- [Task statement]: Every line of the material below should be repeated exactly.

BEGIN Supplied data

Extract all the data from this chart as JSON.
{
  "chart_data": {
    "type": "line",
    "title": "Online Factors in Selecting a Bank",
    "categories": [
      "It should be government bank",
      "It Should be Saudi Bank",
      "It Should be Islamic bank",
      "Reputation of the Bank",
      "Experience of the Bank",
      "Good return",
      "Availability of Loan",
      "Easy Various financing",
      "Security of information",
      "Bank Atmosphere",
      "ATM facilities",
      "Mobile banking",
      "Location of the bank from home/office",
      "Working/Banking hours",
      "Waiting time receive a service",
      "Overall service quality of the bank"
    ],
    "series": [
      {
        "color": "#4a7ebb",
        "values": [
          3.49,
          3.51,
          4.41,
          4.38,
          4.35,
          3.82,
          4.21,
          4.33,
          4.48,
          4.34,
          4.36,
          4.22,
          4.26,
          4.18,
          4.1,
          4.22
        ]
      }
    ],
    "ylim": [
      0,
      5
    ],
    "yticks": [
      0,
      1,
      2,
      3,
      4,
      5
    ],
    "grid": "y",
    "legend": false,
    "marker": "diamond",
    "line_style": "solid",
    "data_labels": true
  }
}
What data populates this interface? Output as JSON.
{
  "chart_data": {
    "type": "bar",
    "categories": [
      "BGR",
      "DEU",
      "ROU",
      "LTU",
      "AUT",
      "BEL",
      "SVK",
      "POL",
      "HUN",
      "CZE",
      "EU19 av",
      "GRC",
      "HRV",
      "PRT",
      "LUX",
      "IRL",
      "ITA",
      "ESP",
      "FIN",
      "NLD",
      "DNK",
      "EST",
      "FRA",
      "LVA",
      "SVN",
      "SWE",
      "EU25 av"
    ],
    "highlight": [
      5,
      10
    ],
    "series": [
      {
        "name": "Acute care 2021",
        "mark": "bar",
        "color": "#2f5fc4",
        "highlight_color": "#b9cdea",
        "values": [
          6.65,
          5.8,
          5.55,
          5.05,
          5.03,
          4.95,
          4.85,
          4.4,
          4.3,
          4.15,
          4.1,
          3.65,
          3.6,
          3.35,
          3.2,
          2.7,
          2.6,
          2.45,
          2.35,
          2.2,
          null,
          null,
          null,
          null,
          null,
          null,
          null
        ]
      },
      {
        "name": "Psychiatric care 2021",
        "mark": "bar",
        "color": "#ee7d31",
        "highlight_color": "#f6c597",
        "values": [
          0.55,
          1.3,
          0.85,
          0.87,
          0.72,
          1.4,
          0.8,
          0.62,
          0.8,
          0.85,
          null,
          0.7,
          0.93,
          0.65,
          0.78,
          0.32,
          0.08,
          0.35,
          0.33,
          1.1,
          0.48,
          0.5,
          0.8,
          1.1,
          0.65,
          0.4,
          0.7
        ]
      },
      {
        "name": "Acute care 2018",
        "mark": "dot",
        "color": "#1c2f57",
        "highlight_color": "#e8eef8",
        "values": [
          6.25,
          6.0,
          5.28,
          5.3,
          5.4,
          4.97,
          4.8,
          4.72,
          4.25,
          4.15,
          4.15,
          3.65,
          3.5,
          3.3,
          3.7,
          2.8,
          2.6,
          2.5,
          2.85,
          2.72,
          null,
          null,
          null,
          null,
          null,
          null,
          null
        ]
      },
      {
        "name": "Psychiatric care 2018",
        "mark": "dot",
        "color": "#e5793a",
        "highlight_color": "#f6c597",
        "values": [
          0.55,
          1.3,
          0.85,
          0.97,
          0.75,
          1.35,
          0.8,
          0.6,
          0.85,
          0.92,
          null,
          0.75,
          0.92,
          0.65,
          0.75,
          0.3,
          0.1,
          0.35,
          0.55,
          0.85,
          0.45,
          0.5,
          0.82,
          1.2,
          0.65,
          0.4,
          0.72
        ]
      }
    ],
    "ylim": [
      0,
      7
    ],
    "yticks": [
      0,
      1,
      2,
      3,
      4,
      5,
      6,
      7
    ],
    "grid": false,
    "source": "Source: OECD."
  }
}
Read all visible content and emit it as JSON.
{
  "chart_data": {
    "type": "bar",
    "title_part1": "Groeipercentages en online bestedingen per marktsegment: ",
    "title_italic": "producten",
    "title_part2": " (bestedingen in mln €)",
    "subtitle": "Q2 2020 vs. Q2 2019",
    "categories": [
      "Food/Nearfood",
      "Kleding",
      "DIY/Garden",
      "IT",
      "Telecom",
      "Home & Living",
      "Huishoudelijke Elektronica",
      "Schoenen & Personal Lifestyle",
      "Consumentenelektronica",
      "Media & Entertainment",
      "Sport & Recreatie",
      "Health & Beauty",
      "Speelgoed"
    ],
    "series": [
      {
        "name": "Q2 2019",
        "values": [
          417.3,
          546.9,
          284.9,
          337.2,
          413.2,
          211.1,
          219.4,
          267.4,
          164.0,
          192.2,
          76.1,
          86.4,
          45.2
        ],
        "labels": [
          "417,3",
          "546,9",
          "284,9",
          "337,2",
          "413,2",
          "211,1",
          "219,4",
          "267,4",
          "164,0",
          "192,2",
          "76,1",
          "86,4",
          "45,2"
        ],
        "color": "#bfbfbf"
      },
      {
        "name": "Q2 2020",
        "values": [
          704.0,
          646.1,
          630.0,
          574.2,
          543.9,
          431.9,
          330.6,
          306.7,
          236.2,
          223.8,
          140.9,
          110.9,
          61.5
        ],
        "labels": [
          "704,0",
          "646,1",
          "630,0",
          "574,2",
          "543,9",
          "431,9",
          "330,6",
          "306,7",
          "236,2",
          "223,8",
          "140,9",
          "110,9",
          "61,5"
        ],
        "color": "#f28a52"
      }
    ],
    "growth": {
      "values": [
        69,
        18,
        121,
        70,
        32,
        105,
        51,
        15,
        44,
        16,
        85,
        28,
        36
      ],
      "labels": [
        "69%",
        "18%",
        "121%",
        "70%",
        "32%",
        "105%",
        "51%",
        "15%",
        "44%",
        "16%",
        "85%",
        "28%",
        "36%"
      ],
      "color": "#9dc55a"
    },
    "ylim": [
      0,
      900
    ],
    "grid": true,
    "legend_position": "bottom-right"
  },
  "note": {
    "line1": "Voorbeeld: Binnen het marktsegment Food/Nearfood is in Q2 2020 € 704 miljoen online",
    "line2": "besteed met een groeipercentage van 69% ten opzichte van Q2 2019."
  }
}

END Supplied data

- [Exercise result]:
Extract all the data from this chart as JSON.
{
  "chart_data": {
    "type": "line",
    "title": "Online Factors in Selecting a Bank",
    "categories": [
      "It should be government bank",
      "It Should be Saudi Bank",
      "It Should be Islamic bank",
      "Reputation of the Bank",
      "Experience of the Bank",
      "Good return",
      "Availability of Loan",
      "Easy Various financing",
      "Security of information",
      "Bank Atmosphere",
      "ATM facilities",
      "Mobile banking",
      "Location of the bank from home/office",
      "Working/Banking hours",
      "Waiting time receive a service",
      "Overall service quality of the bank"
    ],
    "series": [
      {
        "color": "#4a7ebb",
        "values": [
          3.49,
          3.51,
          4.41,
          4.38,
          4.35,
          3.82,
          4.21,
          4.33,
          4.48,
          4.34,
          4.36,
          4.22,
          4.26,
          4.18,
          4.1,
          4.22
        ]
      }
    ],
    "ylim": [
      0,
      5
    ],
    "yticks": [
      0,
      1,
      2,
      3,
      4,
      5
    ],
    "grid": "y",
    "legend": false,
    "marker": "diamond",
    "line_style": "solid",
    "data_labels": true
  }
}
What data populates this interface? Output as JSON.
{
  "chart_data": {
    "type": "bar",
    "categories": [
      "BGR",
      "DEU",
      "ROU",
      "LTU",
      "AUT",
      "BEL",
      "SVK",
      "POL",
      "HUN",
      "CZE",
      "EU19 av",
      "GRC",
      "HRV",
      "PRT",
      "LUX",
      "IRL",
      "ITA",
      "ESP",
      "FIN",
      "NLD",
      "DNK",
      "EST",
      "FRA",
      "LVA",
      "SVN",
      "SWE",
      "EU25 av"
    ],
    "highlight": [
      5,
      10
    ],
    "series": [
      {
        "name": "Acute care 2021",
        "mark": "bar",
        "color": "#2f5fc4",
        "highlight_color": "#b9cdea",
        "values": [
          6.65,
          5.8,
          5.55,
          5.05,
          5.03,
          4.95,
          4.85,
          4.4,
          4.3,
          4.15,
          4.1,
          3.65,
          3.6,
          3.35,
          3.2,
          2.7,
          2.6,
          2.45,
          2.35,
          2.2,
          null,
          null,
          null,
          null,
          null,
          null,
          null
        ]
      },
      {
        "name": "Psychiatric care 2021",
        "mark": "bar",
        "color": "#ee7d31",
        "highlight_color": "#f6c597",
        "values": [
          0.55,
          1.3,
          0.85,
          0.87,
          0.72,
          1.4,
          0.8,
          0.62,
          0.8,
          0.85,
          null,
          0.7,
          0.93,
          0.65,
          0.78,
          0.32,
          0.08,
          0.35,
          0.33,
          1.1,
          0.48,
          0.5,
          0.8,
          1.1,
          0.65,
          0.4,
          0.7
        ]
      },
      {
        "name": "Acute care 2018",
        "mark": "dot",
        "color": "#1c2f57",
        "highlight_color": "#e8eef8",
        "values": [
          6.25,
          6.0,
          5.28,
          5.3,
          5.4,
          4.97,
          4.8,
          4.72,
          4.25,
          4.15,
          4.15,
          3.65,
          3.5,
          3.3,
          3.7,
          2.8,
          2.6,
          2.5,
          2.85,
          2.72,
          null,
          null,
          null,
          null,
          null,
          null,
          null
        ]
      },
      {
        "name": "Psychiatric care 2018",
        "mark": "dot",
        "color": "#e5793a",
        "highlight_color": "#f6c597",
        "values": [
          0.55,
          1.3,
          0.85,
          0.97,
          0.75,
          1.35,
          0.8,
          0.6,
          0.85,
          0.92,
          null,
          0.75,
          0.92,
          0.65,
          0.75,
          0.3,
          0.1,
          0.35,
          0.55,
          0.85,
          0.45,
          0.5,
          0.82,
          1.2,
          0.65,
          0.4,
          0.72
        ]
      }
    ],
    "ylim": [
      0,
      7
    ],
    "yticks": [
      0,
      1,
      2,
      3,
      4,
      5,
      6,
      7
    ],
    "grid": false,
    "source": "Source: OECD."
  }
}
Read all visible content and emit it as JSON.
{
  "chart_data": {
    "type": "bar",
    "title_part1": "Groeipercentages en online bestedingen per marktsegment: ",
    "title_italic": "producten",
    "title_part2": " (bestedingen in mln €)",
    "subtitle": "Q2 2020 vs. Q2 2019",
    "categories": [
      "Food/Nearfood",
      "Kleding",
      "DIY/Garden",
      "IT",
      "Telecom",
      "Home & Living",
      "Huishoudelijke Elektronica",
      "Schoenen & Personal Lifestyle",
      "Consumentenelektronica",
      "Media & Entertainment",
      "Sport & Recreatie",
      "Health & Beauty",
      "Speelgoed"
    ],
    "series": [
      {
        "name": "Q2 2019",
        "values": [
          417.3,
          546.9,
          284.9,
          337.2,
          413.2,
          211.1,
          219.4,
          267.4,
          164.0,
          192.2,
          76.1,
          86.4,
          45.2
        ],
        "labels": [
          "417,3",
          "546,9",
          "284,9",
          "337,2",
          "413,2",
          "211,1",
          "219,4",
          "267,4",
          "164,0",
          "192,2",
          "76,1",
          "86,4",
          "45,2"
        ],
        "color": "#bfbfbf"
      },
      {
        "name": "Q2 2020",
        "values": [
          704.0,
          646.1,
          630.0,
          574.2,
          543.9,
          431.9,
          330.6,
          306.7,
          236.2,
          223.8,
          140.9,
          110.9,
          61.5
        ],
        "labels": [
          "704,0",
          "646,1",
          "630,0",
          "574,2",
          "543,9",
          "431,9",
          "330,6",
          "306,7",
          "236,2",
          "223,8",
          "140,9",
          "110,9",
          "61,5"
        ],
        "color": "#f28a52"
      }
    ],
    "growth": {
      "values": [
        69,
        18,
        121,
        70,
        32,
        105,
        51,
        15,
        44,
        16,
        85,
        28,
        36
      ],
      "labels": [
        "69%",
        "18%",
        "121%",
        "70%",
        "32%",
        "105%",
        "51%",
        "15%",
        "44%",
        "16%",
        "85%",
        "28%",
        "36%"
      ],
      "color": "#9dc55a"
    },
    "ylim": [
      0,
      900
    ],
    "grid": true,
    "legend_position": "bottom-right"
  },
  "note": {
    "line1": "Voorbeeld: Binnen het marktsegment Food/Nearfood is in Q2 2020 € 704 miljoen online",
    "line2": "besteed met een groeipercentage van 69% ten opzichte van Q2 2019."
  }
}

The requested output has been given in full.